→ Given task
Copy out every line of the data exactly.

══ Material for this task

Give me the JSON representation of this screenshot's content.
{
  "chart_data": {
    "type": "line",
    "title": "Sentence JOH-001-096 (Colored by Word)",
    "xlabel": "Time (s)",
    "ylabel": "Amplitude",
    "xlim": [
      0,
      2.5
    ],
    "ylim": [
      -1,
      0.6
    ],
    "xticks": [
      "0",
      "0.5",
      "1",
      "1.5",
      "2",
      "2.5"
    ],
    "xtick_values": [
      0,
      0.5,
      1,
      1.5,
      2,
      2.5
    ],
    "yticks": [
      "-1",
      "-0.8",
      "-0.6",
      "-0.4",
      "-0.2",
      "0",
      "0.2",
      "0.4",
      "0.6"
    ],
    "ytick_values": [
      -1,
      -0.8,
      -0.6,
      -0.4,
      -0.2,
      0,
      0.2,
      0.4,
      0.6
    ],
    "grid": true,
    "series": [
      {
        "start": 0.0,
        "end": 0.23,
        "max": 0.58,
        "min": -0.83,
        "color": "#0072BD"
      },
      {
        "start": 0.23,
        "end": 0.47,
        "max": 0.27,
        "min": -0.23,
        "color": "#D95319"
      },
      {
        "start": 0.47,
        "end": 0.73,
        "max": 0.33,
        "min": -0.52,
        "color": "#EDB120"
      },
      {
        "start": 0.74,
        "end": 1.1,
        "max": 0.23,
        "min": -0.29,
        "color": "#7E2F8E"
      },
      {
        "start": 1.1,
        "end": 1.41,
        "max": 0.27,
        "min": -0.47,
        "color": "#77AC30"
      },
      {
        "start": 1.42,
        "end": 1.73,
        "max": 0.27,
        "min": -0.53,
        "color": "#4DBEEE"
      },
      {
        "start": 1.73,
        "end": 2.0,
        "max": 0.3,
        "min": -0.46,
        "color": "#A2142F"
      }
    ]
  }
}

════

→ Solution to this task
Give me the JSON representation of this screenshot's content.
{
  "chart_data": {
    "type": "line",
    "title": "Sentence JOH-001-096 (Colored by Word)",
    "xlabel": "Time (s)",
    "ylabel": "Amplitude",
    "xlim": [
      0,
      2.5
    ],
    "ylim": [
      -1,
      0.6
    ],
    "xticks": [
      "0",
      "0.5",
      "1",
      "1.5",
      "2",
      "2.5"
    ],
    "xtick_values": [
      0,
      0.5,
      1,
      1.5,
      2,
      2.5
    ],
    "yticks": [
      "-1",
      "-0.8",
      "-0.6",
      "-0.4",
      "-0.2",
      "0",
      "0.2",
      "0.4",
      "0.6"
    ],
    "ytick_values": [
      -1,
      -0.8,
      -0.6,
      -0.4,
      -0.2,
      0,
      0.2,
      0.4,
      0.6
    ],
    "grid": true,
    "series": [
      {
        "start": 0.0,
        "end": 0.23,
        "max": 0.58,
        "min": -0.83,
        "color": "#0072BD"
      },
      {
        "start": 0.23,
        "end": 0.47,
        "max": 0.27,
        "min": -0.23,
        "color": "#D95319"
      },
      {
        "start": 0.47,
        "end": 0.73,
        "max": 0.33,
        "min": -0.52,
        "color": "#EDB120"
      },
      {
        "start": 0.74,
        "end": 1.1,
        "max": 0.23,
        "min": -0.29,
        "color": "#7E2F8E"
      },
      {
        "start": 1.1,
        "end": 1.41,
        "max": 0.27,
        "min": -0.47,
        "color": "#77AC30"
      },
      {
        "start": 1.42,
        "end": 1.73,
        "max": 0.27,
        "min": -0.53,
        "color": "#4DBEEE"
      },
      {
        "start": 1.73,
        "end": 2.0,
        "max": 0.3,
        "min": -0.46,
        "color": "#A2142F"
      }
    ]
  }
}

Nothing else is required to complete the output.